:: What to work on ::
Look through the data and write out every line with the word "счет" in it.

:: Recorded data ::
——————————

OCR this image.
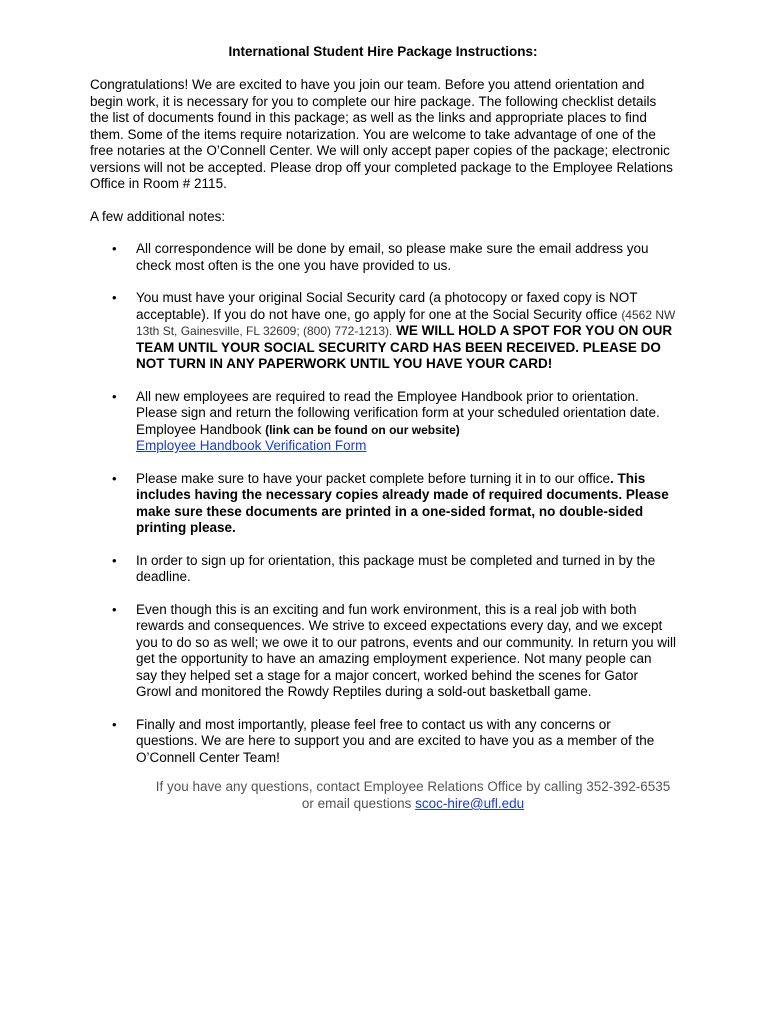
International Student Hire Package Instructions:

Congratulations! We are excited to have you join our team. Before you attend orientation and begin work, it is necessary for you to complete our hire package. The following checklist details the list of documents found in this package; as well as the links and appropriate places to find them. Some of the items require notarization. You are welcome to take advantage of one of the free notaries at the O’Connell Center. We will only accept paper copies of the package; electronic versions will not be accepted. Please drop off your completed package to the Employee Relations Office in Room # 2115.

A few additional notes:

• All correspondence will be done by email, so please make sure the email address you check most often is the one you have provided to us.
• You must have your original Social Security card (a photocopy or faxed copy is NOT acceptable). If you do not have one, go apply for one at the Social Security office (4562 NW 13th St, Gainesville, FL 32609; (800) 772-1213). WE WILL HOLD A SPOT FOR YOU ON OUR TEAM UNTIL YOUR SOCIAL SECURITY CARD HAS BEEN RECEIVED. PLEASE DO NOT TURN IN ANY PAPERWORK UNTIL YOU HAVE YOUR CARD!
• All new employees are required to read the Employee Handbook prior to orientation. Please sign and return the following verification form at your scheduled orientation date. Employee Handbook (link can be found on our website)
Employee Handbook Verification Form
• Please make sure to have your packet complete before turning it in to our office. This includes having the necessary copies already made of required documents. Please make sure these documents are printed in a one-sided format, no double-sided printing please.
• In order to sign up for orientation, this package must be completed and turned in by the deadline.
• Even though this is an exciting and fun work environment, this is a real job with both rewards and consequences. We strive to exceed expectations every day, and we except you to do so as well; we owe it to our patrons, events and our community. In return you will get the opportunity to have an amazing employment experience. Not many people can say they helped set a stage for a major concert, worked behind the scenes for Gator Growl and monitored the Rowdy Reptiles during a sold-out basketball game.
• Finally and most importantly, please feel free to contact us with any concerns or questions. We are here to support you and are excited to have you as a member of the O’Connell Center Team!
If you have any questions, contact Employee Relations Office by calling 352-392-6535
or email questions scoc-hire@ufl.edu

——————————

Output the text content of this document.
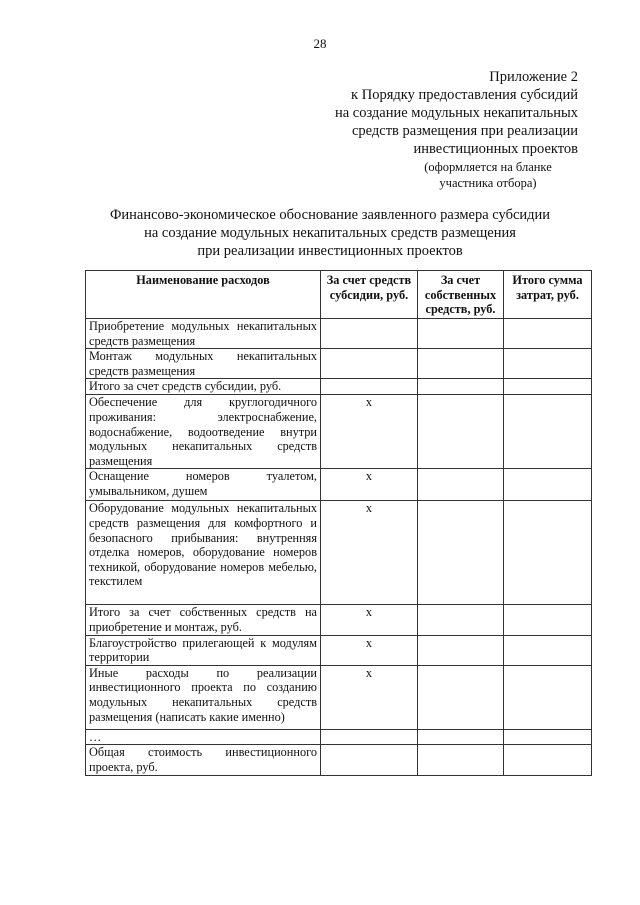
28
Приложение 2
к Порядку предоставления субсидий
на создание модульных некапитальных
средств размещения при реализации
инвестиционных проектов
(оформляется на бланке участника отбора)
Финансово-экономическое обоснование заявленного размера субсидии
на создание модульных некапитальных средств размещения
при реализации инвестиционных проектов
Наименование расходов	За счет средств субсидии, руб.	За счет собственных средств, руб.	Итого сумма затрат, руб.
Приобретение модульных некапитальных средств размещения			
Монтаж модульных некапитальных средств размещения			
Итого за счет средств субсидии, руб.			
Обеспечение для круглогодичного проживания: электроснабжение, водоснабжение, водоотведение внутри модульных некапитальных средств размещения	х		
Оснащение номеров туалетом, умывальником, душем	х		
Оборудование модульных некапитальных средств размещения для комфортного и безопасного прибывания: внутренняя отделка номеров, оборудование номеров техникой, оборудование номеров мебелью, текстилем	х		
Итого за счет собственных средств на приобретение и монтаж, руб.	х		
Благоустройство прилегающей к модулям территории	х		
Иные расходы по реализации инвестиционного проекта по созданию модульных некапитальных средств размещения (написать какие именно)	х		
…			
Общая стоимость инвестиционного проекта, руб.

——————————

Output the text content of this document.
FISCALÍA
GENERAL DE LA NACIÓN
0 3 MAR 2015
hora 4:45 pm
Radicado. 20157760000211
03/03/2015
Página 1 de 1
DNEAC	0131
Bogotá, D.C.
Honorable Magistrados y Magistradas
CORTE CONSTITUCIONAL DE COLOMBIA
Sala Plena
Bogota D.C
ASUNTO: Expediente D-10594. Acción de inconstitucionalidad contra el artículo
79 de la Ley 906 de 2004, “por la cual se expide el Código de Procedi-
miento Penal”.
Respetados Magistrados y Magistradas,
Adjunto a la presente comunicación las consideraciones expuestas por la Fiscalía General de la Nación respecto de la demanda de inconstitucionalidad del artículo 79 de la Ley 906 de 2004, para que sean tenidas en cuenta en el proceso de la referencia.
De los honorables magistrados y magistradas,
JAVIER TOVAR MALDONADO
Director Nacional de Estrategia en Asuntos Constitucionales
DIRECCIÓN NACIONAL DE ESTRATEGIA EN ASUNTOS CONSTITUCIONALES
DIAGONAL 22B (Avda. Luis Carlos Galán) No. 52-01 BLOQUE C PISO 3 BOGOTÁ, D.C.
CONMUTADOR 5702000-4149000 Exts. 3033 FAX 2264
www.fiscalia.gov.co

——————————

:: Output for this exercise ::
Наименование расходов	За счет средств субсидии, руб.	За счет собственных средств, руб.	Итого сумма затрат, руб.
Итого за счет средств субсидии, руб.			
Итого за счет собственных средств на приобретение и монтаж, руб.	х		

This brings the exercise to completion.